-- Start of THE INPUT --
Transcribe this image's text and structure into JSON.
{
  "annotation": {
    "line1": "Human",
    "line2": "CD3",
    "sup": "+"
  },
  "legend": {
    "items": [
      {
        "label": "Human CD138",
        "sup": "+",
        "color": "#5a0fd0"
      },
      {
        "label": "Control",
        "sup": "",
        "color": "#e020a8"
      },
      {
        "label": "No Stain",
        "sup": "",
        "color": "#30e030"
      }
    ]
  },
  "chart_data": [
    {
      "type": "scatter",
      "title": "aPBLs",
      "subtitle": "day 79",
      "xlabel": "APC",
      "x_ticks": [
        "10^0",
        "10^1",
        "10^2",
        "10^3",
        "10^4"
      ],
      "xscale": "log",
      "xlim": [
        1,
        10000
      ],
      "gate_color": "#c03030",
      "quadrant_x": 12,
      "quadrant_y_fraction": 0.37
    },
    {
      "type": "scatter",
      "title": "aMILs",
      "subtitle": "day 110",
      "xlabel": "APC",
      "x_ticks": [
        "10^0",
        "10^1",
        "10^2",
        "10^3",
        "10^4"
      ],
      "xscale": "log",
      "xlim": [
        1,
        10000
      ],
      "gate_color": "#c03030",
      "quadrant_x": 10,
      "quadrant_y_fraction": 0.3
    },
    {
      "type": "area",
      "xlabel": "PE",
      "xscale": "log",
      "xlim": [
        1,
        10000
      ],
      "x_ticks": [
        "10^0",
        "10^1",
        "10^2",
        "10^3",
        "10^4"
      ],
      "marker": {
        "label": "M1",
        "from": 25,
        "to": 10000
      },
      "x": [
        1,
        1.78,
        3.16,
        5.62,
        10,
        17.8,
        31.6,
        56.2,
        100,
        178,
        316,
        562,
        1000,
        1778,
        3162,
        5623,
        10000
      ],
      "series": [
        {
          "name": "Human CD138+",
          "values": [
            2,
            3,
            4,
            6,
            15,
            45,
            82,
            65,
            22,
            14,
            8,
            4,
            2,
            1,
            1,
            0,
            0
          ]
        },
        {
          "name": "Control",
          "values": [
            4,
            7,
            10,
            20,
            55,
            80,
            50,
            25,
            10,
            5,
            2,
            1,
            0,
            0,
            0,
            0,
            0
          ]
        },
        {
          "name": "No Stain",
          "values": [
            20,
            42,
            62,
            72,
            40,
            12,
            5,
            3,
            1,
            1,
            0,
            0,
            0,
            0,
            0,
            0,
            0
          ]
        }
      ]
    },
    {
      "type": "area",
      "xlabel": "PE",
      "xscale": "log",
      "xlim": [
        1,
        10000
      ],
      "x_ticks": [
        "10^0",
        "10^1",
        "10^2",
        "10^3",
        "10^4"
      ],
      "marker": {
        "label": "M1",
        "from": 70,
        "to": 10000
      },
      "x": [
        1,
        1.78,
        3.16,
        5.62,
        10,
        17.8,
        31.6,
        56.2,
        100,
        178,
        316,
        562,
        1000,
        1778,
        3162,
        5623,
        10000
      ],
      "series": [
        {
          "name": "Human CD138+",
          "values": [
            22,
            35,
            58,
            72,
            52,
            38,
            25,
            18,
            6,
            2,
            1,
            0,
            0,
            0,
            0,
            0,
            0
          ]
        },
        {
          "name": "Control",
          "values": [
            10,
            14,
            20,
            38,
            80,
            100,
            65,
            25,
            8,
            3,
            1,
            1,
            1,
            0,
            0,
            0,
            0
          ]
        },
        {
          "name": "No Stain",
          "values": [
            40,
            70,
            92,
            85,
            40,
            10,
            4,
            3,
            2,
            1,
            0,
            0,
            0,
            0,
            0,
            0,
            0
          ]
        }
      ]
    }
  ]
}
-- End of THE INPUT --
== EXERCISE INSTRUCTIONS ==
Your task is to repeat the data exactly; please include every line.

== ANSWER FOR THIS EXERCISE ==
Transcribe this image's text and structure into JSON.
{
  "annotation": {
    "line1": "Human",
    "line2": "CD3",
    "sup": "+"
  },
  "legend": {
    "items": [
      {
        "label": "Human CD138",
        "sup": "+",
        "color": "#5a0fd0"
      },
      {
        "label": "Control",
        "sup": "",
        "color": "#e020a8"
      },
      {
        "label": "No Stain",
        "sup": "",
        "color": "#30e030"
      }
    ]
  },
  "chart_data": [
    {
      "type": "scatter",
      "title": "aPBLs",
      "subtitle": "day 79",
      "xlabel": "APC",
      "x_ticks": [
        "10^0",
        "10^1",
        "10^2",
        "10^3",
        "10^4"
      ],
      "xscale": "log",
      "xlim": [
        1,
        10000
      ],
      "gate_color": "#c03030",
      "quadrant_x": 12,
      "quadrant_y_fraction": 0.37
    },
    {
      "type": "scatter",
      "title": "aMILs",
      "subtitle": "day 110",
      "xlabel": "APC",
      "x_ticks": [
        "10^0",
        "10^1",
        "10^2",
        "10^3",
        "10^4"
      ],
      "xscale": "log",
      "xlim": [
        1,
        10000
      ],
      "gate_color": "#c03030",
      "quadrant_x": 10,
      "quadrant_y_fraction": 0.3
    },
    {
      "type": "area",
      "xlabel": "PE",
      "xscale": "log",
      "xlim": [
        1,
        10000
      ],
      "x_ticks": [
        "10^0",
        "10^1",
        "10^2",
        "10^3",
        "10^4"
      ],
      "marker": {
        "label": "M1",
        "from": 25,
        "to": 10000
      },
      "x": [
        1,
        1.78,
        3.16,
        5.62,
        10,
        17.8,
        31.6,
        56.2,
        100,
        178,
        316,
        562,
        1000,
        1778,
        3162,
        5623,
        10000
      ],
      "series": [
        {
          "name": "Human CD138+",
          "values": [
            2,
            3,
            4,
            6,
            15,
            45,
            82,
            65,
            22,
            14,
            8,
            4,
            2,
            1,
            1,
            0,
            0
          ]
        },
        {
          "name": "Control",
          "values": [
            4,
            7,
            10,
            20,
            55,
            80,
            50,
            25,
            10,
            5,
            2,
            1,
            0,
            0,
            0,
            0,
            0
          ]
        },
        {
          "name": "No Stain",
          "values": [
            20,
            42,
            62,
            72,
            40,
            12,
            5,
            3,
            1,
            1,
            0,
            0,
            0,
            0,
            0,
            0,
            0
          ]
        }
      ]
    },
    {
      "type": "area",
      "xlabel": "PE",
      "xscale": "log",
      "xlim": [
        1,
        10000
      ],
      "x_ticks": [
        "10^0",
        "10^1",
        "10^2",
        "10^3",
        "10^4"
      ],
      "marker": {
        "label": "M1",
        "from": 70,
        "to": 10000
      },
      "x": [
        1,
        1.78,
        3.16,
        5.62,
        10,
        17.8,
        31.6,
        56.2,
        100,
        178,
        316,
        562,
        1000,
        1778,
        3162,
        5623,
        10000
      ],
      "series": [
        {
          "name": "Human CD138+",
          "values": [
            22,
            35,
            58,
            72,
            52,
            38,
            25,
            18,
            6,
            2,
            1,
            0,
            0,
            0,
            0,
            0,
            0
          ]
        },
        {
          "name": "Control",
          "values": [
            10,
            14,
            20,
            38,
            80,
            100,
            65,
            25,
            8,
            3,
            1,
            1,
            1,
            0,
            0,
            0,
            0
          ]
        },
        {
          "name": "No Stain",
          "values": [
            40,
            70,
            92,
            85,
            40,
            10,
            4,
            3,
            2,
            1,
            0,
            0,
            0,
            0,
            0,
            0,
            0
          ]
        }
      ]
    }
  ]
}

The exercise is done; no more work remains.